→ What is being asked:
Copy out, unchanged, every line of the items from the first line through the line that contains "Point (264, 196, 272, 202)", both included.
----
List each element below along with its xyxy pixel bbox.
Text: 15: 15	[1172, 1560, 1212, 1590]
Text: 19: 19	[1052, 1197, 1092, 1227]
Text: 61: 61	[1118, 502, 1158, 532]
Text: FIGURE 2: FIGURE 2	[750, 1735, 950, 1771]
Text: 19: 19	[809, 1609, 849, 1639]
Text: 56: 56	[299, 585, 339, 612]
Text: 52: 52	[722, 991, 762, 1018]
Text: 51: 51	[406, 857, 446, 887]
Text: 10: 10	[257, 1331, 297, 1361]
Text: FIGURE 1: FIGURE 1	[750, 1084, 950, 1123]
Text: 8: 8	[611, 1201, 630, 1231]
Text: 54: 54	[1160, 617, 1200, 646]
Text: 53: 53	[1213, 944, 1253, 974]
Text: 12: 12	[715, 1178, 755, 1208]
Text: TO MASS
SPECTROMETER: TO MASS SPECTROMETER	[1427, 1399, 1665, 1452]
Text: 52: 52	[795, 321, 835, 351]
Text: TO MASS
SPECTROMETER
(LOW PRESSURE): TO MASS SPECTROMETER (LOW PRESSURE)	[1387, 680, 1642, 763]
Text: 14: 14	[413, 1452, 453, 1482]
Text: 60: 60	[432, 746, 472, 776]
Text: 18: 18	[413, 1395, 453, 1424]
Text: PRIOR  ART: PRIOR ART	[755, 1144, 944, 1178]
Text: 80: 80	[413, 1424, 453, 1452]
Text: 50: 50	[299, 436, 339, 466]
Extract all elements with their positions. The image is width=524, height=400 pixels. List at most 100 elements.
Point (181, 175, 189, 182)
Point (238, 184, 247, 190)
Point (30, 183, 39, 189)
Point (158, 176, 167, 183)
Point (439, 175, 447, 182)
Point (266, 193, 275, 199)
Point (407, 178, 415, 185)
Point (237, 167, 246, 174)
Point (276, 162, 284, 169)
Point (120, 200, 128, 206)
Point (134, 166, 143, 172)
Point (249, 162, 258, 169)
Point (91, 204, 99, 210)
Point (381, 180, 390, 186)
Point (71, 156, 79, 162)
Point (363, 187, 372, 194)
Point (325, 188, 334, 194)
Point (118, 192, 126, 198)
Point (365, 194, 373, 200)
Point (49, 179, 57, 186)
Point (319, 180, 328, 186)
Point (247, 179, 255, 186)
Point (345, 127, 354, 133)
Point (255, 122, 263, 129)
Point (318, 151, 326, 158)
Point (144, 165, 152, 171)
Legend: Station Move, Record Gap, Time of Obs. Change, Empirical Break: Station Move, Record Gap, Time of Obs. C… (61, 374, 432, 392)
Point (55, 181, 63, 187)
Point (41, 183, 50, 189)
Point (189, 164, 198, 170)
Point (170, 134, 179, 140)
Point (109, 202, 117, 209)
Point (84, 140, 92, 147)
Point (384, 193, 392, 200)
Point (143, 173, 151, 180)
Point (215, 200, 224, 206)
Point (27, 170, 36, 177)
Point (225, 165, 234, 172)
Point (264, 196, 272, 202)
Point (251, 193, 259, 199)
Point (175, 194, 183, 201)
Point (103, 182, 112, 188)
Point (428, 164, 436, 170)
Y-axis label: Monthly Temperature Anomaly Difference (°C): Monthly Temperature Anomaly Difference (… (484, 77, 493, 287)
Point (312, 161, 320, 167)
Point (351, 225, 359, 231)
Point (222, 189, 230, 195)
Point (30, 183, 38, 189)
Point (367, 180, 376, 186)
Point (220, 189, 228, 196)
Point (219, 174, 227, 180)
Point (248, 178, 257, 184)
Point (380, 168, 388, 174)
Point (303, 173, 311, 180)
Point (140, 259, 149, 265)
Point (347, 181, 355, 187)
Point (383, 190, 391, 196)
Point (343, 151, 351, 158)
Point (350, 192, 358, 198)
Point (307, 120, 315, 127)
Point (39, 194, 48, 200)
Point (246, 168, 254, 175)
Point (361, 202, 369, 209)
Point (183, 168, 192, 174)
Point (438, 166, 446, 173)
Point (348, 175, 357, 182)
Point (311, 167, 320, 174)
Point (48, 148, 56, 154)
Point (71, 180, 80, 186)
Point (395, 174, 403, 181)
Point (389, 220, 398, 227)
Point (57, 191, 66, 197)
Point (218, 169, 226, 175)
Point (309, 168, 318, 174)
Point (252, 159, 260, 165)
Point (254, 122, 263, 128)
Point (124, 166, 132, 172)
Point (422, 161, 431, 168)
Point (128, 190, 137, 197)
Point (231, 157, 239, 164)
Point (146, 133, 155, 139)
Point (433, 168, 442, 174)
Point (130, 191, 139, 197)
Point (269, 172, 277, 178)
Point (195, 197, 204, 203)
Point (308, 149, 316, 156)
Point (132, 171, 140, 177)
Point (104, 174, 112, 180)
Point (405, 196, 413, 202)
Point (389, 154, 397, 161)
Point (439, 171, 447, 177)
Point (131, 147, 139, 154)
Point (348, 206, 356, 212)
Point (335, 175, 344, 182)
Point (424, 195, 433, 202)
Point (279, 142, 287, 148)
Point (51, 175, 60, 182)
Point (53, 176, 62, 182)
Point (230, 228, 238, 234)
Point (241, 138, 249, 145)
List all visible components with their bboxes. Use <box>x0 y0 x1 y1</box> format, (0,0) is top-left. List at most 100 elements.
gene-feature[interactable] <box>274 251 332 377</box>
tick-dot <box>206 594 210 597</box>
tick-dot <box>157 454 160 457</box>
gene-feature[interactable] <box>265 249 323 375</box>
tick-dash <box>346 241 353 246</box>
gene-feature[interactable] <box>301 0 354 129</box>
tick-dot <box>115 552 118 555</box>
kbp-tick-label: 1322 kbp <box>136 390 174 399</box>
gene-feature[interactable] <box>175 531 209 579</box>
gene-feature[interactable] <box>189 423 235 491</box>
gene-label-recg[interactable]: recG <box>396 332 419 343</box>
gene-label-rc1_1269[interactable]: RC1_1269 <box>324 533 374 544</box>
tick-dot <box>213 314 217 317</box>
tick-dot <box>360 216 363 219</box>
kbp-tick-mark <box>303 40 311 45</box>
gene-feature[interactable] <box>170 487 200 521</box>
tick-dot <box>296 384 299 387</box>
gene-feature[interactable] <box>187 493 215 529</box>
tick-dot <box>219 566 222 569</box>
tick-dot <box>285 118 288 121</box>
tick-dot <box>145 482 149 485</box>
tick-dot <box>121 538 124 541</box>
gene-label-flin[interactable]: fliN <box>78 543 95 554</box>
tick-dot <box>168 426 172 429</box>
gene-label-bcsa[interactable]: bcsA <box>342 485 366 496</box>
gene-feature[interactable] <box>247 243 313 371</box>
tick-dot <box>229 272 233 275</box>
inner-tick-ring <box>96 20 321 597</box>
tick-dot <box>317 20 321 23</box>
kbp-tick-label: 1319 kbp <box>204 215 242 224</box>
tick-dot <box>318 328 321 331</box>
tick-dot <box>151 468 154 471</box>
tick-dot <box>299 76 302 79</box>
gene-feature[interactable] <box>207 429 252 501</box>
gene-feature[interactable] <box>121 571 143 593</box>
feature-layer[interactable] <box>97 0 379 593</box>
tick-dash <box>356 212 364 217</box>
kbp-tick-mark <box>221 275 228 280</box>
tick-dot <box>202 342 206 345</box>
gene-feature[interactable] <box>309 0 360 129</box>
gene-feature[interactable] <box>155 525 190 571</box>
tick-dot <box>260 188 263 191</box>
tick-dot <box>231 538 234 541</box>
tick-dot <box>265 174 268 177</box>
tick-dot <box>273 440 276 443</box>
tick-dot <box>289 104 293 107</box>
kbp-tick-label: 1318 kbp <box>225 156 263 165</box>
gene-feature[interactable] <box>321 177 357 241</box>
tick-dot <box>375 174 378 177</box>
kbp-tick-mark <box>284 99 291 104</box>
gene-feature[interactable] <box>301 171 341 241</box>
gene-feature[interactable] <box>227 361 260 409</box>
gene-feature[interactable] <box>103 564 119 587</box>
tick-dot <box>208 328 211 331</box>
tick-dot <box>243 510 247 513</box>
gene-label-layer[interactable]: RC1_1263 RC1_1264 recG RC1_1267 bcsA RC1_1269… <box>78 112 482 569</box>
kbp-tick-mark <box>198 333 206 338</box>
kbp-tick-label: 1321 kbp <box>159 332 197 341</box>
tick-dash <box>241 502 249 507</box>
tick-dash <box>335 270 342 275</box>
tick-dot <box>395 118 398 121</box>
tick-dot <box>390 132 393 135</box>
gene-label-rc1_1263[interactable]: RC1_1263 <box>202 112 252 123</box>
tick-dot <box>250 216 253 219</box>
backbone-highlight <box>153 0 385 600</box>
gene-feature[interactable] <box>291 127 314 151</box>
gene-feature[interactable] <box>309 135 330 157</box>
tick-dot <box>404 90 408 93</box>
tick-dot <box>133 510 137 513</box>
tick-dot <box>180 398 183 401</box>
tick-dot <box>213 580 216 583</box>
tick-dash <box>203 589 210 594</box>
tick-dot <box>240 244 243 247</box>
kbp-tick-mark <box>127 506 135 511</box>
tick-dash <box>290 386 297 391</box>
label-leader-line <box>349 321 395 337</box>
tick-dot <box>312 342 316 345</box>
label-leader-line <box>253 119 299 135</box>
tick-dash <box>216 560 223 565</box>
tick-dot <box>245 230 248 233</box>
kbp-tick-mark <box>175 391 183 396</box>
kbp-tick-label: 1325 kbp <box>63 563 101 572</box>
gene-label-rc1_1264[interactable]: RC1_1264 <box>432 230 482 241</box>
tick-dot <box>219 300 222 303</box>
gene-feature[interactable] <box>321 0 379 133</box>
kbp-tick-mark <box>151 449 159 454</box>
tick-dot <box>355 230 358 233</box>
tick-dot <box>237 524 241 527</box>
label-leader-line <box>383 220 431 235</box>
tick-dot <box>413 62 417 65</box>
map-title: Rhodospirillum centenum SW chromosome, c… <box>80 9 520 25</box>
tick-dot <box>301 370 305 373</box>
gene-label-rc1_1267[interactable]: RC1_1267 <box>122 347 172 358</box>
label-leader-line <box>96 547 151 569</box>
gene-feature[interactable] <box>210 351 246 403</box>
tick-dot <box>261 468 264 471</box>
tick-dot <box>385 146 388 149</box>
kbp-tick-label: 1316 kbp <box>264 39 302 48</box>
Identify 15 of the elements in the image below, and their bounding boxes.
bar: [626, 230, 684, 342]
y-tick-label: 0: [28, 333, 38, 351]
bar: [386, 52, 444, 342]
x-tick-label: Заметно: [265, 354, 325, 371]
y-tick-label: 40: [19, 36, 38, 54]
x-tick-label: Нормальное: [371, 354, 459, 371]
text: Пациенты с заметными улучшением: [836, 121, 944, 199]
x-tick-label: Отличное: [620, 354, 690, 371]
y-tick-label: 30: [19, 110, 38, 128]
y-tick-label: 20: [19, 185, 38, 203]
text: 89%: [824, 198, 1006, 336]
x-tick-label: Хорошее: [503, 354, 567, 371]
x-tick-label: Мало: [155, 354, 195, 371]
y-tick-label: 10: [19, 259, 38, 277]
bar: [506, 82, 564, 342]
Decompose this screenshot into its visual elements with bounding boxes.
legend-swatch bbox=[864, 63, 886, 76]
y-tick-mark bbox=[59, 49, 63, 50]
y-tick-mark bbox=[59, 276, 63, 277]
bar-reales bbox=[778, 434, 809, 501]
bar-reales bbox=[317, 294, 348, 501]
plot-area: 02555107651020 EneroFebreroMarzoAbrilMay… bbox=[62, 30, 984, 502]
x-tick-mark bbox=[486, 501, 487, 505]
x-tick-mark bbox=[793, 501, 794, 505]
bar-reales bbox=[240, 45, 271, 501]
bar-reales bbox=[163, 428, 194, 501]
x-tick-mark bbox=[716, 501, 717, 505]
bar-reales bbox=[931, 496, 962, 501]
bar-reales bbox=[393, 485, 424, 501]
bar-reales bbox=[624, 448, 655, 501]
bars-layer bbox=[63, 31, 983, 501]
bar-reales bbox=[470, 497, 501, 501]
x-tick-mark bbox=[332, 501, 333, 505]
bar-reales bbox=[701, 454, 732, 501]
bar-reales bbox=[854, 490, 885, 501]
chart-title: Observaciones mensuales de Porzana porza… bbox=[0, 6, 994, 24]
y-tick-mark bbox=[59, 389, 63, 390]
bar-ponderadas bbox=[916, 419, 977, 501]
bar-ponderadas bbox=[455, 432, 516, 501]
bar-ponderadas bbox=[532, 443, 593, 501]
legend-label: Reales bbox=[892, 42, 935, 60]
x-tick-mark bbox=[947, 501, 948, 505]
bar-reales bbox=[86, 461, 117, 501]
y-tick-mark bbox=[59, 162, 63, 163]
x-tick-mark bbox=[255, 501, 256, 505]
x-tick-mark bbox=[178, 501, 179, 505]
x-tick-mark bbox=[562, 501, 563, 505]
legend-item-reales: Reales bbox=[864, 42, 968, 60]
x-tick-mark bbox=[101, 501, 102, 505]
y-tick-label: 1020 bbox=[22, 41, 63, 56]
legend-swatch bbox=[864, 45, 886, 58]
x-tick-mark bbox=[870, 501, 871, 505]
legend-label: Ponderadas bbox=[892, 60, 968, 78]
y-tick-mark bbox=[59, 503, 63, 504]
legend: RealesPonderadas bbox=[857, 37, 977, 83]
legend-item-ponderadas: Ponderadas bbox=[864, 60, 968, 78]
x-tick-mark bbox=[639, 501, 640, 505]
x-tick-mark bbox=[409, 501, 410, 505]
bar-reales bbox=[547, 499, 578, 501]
----
→ Exercise response:
List each element below along with its xyxy pixel bbox.
Text: 15: 15	[1172, 1560, 1212, 1590]
Text: 19: 19	[1052, 1197, 1092, 1227]
Text: 61: 61	[1118, 502, 1158, 532]
Text: FIGURE 2: FIGURE 2	[750, 1735, 950, 1771]
Text: 19: 19	[809, 1609, 849, 1639]
Text: 56: 56	[299, 585, 339, 612]
Text: 52: 52	[722, 991, 762, 1018]
Text: 51: 51	[406, 857, 446, 887]
Text: 10: 10	[257, 1331, 297, 1361]
Text: FIGURE 1: FIGURE 1	[750, 1084, 950, 1123]
Text: 8: 8	[611, 1201, 630, 1231]
Text: 54: 54	[1160, 617, 1200, 646]
Text: 53: 53	[1213, 944, 1253, 974]
Text: 12: 12	[715, 1178, 755, 1208]
Text: TO MASS
SPECTROMETER: TO MASS SPECTROMETER	[1427, 1399, 1665, 1452]
Text: 52: 52	[795, 321, 835, 351]
Text: TO MASS
SPECTROMETER
(LOW PRESSURE): TO MASS SPECTROMETER (LOW PRESSURE)	[1387, 680, 1642, 763]
Text: 14: 14	[413, 1452, 453, 1482]
Text: 60: 60	[432, 746, 472, 776]
Text: 18: 18	[413, 1395, 453, 1424]
Text: PRIOR  ART: PRIOR ART	[755, 1144, 944, 1178]
Text: 80: 80	[413, 1424, 453, 1452]
Text: 50: 50	[299, 436, 339, 466]
Extract all elements with their positions. The image is width=524, height=400 pixels. List at most 100 elements.
Point (181, 175, 189, 182)
Point (238, 184, 247, 190)
Point (30, 183, 39, 189)
Point (158, 176, 167, 183)
Point (439, 175, 447, 182)
Point (266, 193, 275, 199)
Point (407, 178, 415, 185)
Point (237, 167, 246, 174)
Point (276, 162, 284, 169)
Point (120, 200, 128, 206)
Point (134, 166, 143, 172)
Point (249, 162, 258, 169)
Point (91, 204, 99, 210)
Point (381, 180, 390, 186)
Point (71, 156, 79, 162)
Point (363, 187, 372, 194)
Point (325, 188, 334, 194)
Point (118, 192, 126, 198)
Point (365, 194, 373, 200)
Point (49, 179, 57, 186)
Point (319, 180, 328, 186)
Point (247, 179, 255, 186)
Point (345, 127, 354, 133)
Point (255, 122, 263, 129)
Point (318, 151, 326, 158)
Point (144, 165, 152, 171)
Legend: Station Move, Record Gap, Time of Obs. Change, Empirical Break: Station Move, Record Gap, Time of Obs. C… (61, 374, 432, 392)
Point (55, 181, 63, 187)
Point (41, 183, 50, 189)
Point (189, 164, 198, 170)
Point (170, 134, 179, 140)
Point (109, 202, 117, 209)
Point (84, 140, 92, 147)
Point (384, 193, 392, 200)
Point (143, 173, 151, 180)
Point (215, 200, 224, 206)
Point (27, 170, 36, 177)
Point (225, 165, 234, 172)
Point (264, 196, 272, 202)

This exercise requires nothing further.